## [RECORDS FOR THIS EXERCISE]
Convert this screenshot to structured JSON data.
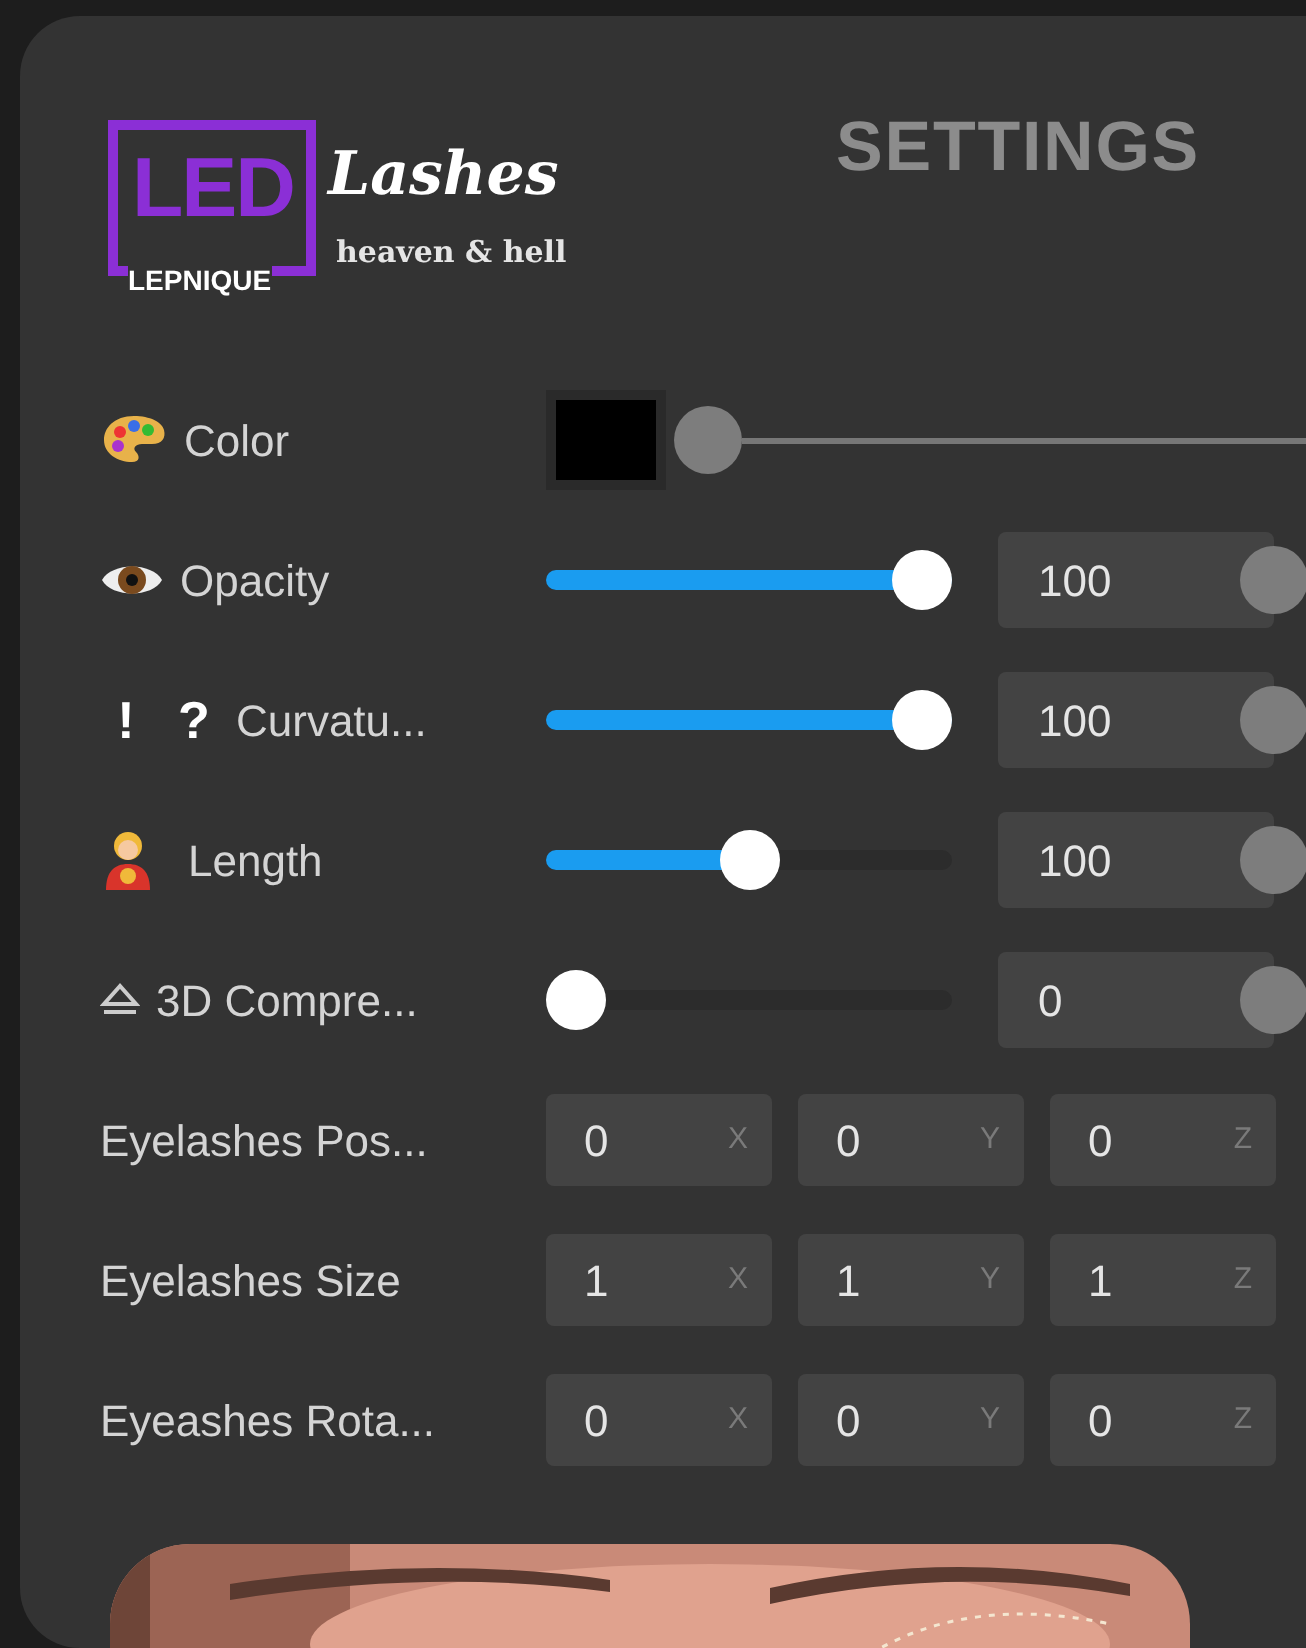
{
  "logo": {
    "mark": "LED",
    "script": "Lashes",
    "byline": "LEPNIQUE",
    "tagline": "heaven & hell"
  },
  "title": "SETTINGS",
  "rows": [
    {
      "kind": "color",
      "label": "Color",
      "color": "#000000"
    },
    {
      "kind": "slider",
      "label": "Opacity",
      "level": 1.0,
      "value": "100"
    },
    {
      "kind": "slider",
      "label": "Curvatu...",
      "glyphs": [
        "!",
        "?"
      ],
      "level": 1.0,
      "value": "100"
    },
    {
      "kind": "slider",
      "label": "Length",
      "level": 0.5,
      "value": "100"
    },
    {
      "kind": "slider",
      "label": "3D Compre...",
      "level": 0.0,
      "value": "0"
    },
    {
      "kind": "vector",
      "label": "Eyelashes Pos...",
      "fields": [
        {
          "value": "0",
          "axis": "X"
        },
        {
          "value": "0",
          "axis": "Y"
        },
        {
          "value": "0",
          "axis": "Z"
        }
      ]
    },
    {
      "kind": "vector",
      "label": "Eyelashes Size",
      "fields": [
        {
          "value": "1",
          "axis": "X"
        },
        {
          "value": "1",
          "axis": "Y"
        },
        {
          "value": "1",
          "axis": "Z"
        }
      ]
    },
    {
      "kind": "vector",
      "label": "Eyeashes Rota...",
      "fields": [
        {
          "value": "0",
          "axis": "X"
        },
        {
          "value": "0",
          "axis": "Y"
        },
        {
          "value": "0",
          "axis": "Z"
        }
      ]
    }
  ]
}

## [GOAL]
Pictures are excluded; copy every other part of the records exactly.

## [PROBLEM SOLUTION]
Convert this screenshot to structured JSON data.
{
  "logo": {
    "mark": "LED",
    "script": "Lashes",
    "byline": "LEPNIQUE",
    "tagline": "heaven & hell"
  },
  "title": "SETTINGS",
  "rows": [
    {
      "kind": "color",
      "label": "Color",
      "color": "#000000"
    },
    {
      "kind": "slider",
      "label": "Opacity",
      "level": 1.0,
      "value": "100"
    },
    {
      "kind": "slider",
      "label": "Curvatu...",
      "glyphs": [
        "!",
        "?"
      ],
      "level": 1.0,
      "value": "100"
    },
    {
      "kind": "slider",
      "label": "Length",
      "level": 0.5,
      "value": "100"
    },
    {
      "kind": "slider",
      "label": "3D Compre...",
      "level": 0.0,
      "value": "0"
    },
    {
      "kind": "vector",
      "label": "Eyelashes Pos...",
      "fields": [
        {
          "value": "0",
          "axis": "X"
        },
        {
          "value": "0",
          "axis": "Y"
        },
        {
          "value": "0",
          "axis": "Z"
        }
      ]
    },
    {
      "kind": "vector",
      "label": "Eyelashes Size",
      "fields": [
        {
          "value": "1",
          "axis": "X"
        },
        {
          "value": "1",
          "axis": "Y"
        },
        {
          "value": "1",
          "axis": "Z"
        }
      ]
    },
    {
      "kind": "vector",
      "label": "Eyeashes Rota...",
      "fields": [
        {
          "value": "0",
          "axis": "X"
        },
        {
          "value": "0",
          "axis": "Y"
        },
        {
          "value": "0",
          "axis": "Z"
        }
      ]
    }
  ]
}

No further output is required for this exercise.